* [MATERIAL SHOWN]:

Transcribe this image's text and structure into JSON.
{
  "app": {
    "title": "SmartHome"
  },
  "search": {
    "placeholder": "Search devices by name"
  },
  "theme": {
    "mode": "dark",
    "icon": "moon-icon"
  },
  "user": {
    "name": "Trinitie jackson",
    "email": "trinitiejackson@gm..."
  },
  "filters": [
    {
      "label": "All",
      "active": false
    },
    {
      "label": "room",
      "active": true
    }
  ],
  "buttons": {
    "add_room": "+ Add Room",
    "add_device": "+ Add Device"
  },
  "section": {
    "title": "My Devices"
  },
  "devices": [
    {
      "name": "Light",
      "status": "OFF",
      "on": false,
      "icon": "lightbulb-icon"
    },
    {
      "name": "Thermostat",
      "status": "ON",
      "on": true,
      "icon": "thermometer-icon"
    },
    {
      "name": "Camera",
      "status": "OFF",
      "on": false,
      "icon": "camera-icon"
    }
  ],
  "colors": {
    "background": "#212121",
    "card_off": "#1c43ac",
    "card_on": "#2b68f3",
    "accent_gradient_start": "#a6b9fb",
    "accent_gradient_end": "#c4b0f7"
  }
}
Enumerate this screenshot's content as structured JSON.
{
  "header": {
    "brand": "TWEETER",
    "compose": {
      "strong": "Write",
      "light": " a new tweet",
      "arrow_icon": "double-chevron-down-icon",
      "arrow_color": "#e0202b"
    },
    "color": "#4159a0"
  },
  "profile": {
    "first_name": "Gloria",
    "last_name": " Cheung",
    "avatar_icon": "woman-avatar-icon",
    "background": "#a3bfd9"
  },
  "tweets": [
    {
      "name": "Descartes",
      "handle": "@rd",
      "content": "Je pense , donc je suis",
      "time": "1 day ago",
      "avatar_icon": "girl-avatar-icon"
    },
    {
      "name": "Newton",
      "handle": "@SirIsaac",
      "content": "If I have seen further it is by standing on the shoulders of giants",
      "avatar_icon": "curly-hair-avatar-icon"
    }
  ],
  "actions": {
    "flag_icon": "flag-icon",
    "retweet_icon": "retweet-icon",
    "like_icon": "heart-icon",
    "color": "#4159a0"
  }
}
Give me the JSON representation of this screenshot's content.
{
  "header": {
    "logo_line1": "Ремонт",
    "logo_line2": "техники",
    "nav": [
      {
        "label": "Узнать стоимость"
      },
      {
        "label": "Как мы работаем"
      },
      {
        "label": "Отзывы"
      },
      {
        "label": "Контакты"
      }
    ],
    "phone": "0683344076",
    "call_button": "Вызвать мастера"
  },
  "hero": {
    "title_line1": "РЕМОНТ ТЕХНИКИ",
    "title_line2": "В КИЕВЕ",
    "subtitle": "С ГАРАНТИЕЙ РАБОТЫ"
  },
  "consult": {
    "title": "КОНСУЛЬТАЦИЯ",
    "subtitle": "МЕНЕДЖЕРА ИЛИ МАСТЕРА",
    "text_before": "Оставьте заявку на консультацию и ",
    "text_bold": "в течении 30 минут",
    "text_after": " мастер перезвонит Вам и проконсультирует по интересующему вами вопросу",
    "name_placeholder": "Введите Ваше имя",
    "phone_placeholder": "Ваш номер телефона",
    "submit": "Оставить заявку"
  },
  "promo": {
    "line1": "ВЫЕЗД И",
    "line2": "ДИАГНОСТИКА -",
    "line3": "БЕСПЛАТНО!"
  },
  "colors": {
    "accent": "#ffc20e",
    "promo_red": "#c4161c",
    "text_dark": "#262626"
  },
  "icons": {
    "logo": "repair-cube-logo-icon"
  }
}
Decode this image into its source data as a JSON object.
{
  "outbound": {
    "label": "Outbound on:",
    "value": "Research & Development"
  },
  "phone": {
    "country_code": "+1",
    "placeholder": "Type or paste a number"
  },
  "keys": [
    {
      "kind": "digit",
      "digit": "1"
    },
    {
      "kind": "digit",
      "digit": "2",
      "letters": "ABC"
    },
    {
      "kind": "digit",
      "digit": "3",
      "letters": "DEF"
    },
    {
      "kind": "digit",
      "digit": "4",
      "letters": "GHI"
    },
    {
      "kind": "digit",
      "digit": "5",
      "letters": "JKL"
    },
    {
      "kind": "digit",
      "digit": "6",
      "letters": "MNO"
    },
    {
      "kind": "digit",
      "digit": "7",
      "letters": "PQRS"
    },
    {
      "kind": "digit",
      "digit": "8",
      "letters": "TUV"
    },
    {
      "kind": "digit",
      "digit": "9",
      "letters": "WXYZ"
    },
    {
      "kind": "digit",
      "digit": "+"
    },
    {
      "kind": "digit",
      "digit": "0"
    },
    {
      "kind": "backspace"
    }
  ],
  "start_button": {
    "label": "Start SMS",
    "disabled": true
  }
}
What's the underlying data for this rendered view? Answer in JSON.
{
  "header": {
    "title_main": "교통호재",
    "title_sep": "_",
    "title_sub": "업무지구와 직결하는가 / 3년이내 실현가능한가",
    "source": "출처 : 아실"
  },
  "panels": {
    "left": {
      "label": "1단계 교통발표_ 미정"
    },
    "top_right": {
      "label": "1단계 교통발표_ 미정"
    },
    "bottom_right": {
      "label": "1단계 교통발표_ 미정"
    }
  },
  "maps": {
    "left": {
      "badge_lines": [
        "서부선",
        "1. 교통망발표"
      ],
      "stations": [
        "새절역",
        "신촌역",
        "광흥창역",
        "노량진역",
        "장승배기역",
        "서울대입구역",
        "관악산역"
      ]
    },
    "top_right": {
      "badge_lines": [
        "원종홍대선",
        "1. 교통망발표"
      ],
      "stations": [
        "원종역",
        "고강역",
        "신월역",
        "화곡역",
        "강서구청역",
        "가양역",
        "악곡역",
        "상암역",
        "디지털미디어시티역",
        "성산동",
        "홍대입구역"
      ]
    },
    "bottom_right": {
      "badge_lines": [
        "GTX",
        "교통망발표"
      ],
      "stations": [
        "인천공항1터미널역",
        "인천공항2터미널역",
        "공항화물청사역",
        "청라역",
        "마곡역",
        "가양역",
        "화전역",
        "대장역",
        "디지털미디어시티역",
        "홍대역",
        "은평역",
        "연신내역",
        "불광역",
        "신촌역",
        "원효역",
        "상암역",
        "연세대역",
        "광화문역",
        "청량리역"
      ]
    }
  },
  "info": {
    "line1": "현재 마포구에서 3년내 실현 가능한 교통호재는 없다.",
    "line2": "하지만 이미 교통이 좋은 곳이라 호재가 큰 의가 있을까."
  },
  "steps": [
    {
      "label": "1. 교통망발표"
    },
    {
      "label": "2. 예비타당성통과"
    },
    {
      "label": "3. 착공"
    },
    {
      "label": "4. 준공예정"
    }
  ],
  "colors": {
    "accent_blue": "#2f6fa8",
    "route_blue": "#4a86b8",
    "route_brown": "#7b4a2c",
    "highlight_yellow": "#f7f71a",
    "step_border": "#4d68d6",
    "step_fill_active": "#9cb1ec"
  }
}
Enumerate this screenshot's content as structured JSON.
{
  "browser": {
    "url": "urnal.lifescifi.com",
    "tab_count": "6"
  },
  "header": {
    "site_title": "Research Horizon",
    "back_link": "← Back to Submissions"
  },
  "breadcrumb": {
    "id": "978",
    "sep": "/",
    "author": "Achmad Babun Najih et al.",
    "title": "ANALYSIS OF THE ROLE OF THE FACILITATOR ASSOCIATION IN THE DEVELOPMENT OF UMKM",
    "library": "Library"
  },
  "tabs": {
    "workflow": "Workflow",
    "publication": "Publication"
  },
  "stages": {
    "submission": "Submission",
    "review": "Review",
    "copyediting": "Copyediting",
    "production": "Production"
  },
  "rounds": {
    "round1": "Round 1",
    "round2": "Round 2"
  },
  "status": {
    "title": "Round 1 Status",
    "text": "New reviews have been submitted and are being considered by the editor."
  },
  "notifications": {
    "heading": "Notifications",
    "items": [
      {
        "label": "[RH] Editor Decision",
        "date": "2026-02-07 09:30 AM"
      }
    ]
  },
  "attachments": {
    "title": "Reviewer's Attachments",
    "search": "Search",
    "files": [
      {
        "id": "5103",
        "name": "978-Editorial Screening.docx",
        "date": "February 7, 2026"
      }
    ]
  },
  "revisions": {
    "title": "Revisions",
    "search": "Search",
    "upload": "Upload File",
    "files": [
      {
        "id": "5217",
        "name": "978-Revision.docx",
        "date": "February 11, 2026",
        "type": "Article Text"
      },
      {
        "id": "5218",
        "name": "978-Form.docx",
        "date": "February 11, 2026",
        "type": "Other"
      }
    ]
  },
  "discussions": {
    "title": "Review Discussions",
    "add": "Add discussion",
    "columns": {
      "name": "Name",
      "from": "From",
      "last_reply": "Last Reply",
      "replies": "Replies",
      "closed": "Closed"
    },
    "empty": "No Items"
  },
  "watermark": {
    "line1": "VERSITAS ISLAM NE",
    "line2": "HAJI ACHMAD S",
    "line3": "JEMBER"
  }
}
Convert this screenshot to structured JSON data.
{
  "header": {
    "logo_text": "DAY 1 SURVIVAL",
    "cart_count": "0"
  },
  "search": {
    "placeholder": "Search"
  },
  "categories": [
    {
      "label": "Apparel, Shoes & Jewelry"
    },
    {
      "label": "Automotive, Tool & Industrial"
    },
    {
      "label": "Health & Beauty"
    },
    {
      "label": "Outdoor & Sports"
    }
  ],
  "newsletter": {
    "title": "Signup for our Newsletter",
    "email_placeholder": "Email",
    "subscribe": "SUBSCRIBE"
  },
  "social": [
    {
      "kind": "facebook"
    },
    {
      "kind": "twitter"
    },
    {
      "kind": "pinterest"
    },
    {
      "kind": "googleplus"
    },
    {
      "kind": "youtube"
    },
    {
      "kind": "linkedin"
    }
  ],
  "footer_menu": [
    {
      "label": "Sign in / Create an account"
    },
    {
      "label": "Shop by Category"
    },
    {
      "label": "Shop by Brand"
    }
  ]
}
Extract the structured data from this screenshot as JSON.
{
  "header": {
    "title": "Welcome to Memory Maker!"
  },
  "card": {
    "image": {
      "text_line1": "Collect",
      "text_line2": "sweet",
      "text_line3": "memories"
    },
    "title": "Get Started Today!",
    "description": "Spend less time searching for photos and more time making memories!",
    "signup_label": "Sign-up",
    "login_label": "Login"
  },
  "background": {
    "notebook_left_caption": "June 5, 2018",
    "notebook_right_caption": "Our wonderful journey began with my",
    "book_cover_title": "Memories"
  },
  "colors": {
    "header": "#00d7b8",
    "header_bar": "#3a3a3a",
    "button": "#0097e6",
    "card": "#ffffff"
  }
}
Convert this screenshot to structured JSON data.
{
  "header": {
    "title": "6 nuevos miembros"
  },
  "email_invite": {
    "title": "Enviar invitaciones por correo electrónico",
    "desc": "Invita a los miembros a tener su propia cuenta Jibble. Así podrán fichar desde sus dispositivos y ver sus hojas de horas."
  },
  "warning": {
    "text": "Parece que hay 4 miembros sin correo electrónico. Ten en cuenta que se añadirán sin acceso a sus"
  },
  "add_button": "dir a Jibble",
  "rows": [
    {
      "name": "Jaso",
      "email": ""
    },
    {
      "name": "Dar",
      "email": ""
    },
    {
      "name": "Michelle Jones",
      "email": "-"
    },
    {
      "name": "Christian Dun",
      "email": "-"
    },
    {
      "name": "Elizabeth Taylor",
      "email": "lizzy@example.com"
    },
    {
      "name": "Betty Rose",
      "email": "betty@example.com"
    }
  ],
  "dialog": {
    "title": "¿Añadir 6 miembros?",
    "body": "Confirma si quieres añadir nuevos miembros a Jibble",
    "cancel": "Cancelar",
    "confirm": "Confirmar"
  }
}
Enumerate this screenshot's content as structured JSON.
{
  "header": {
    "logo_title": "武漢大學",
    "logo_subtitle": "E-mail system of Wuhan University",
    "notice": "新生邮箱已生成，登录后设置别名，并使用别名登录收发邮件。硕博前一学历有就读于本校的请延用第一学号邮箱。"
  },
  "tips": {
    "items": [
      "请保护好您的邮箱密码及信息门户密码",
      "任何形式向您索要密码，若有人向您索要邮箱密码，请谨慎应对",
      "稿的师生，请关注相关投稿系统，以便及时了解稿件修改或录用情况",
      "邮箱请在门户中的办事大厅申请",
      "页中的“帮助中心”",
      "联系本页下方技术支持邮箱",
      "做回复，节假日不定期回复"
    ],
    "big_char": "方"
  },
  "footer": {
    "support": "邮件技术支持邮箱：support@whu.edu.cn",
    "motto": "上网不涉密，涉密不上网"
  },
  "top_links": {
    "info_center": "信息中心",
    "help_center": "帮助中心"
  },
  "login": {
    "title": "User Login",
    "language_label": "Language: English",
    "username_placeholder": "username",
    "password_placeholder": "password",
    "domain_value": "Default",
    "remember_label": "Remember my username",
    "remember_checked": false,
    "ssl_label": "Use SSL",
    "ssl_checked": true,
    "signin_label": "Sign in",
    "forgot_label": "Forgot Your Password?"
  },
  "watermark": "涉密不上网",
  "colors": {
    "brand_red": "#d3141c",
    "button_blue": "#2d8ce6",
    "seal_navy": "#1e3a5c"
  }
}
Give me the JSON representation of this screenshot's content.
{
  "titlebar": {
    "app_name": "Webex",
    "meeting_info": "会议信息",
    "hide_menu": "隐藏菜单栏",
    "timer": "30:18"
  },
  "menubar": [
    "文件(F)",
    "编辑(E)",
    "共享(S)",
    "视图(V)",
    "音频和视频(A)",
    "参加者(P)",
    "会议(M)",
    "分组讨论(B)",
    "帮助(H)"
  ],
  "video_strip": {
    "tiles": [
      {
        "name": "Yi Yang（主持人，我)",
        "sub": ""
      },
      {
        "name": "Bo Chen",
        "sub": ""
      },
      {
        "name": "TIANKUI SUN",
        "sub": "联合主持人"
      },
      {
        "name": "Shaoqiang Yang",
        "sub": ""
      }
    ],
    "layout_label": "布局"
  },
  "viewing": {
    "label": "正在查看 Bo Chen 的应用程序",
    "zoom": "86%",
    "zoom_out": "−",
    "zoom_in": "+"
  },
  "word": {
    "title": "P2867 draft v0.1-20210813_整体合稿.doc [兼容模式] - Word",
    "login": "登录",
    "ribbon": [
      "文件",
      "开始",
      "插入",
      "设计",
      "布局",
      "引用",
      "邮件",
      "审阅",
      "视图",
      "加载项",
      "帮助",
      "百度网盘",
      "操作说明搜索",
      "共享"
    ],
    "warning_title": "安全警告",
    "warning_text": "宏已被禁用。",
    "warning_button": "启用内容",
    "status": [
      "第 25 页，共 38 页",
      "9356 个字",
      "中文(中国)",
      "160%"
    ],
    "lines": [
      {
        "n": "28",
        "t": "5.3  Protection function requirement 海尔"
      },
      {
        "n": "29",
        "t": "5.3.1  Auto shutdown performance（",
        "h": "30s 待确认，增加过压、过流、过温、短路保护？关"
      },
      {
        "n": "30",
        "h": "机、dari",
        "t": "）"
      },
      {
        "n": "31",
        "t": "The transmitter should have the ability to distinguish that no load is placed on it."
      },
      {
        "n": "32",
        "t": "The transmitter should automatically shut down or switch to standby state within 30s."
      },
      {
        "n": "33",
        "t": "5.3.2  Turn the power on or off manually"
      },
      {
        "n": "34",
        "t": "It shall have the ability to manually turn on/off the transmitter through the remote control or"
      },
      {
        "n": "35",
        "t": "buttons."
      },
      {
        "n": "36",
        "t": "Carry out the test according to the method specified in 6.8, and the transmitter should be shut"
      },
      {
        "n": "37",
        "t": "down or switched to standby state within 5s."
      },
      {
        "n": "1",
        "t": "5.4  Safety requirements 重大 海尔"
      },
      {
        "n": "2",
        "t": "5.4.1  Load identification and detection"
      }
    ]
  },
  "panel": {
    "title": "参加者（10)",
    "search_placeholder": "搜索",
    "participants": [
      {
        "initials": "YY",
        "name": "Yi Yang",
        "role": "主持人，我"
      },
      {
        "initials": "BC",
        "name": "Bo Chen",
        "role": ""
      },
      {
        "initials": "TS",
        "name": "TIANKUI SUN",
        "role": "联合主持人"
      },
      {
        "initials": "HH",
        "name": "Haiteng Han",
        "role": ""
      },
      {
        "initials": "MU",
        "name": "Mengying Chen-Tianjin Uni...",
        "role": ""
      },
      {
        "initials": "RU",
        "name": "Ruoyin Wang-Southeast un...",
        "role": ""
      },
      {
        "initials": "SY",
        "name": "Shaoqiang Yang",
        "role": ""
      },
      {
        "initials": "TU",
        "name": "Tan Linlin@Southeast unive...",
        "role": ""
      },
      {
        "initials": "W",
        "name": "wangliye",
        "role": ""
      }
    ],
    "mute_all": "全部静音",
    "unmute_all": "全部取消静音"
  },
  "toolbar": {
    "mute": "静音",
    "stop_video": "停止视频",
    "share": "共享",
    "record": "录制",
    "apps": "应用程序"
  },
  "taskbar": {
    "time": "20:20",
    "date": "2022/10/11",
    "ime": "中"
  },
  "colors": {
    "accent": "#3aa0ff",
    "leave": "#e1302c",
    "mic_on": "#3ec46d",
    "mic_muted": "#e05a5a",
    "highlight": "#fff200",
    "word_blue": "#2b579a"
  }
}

* [AIM OF THE TASK]: Gather up the lines containing the word "заявку" from these records and copy them.

* [EXERCISE SOLUTION]:
    "text_before": "Оставьте заявку на консультацию и ",
    "submit": "Оставить заявку"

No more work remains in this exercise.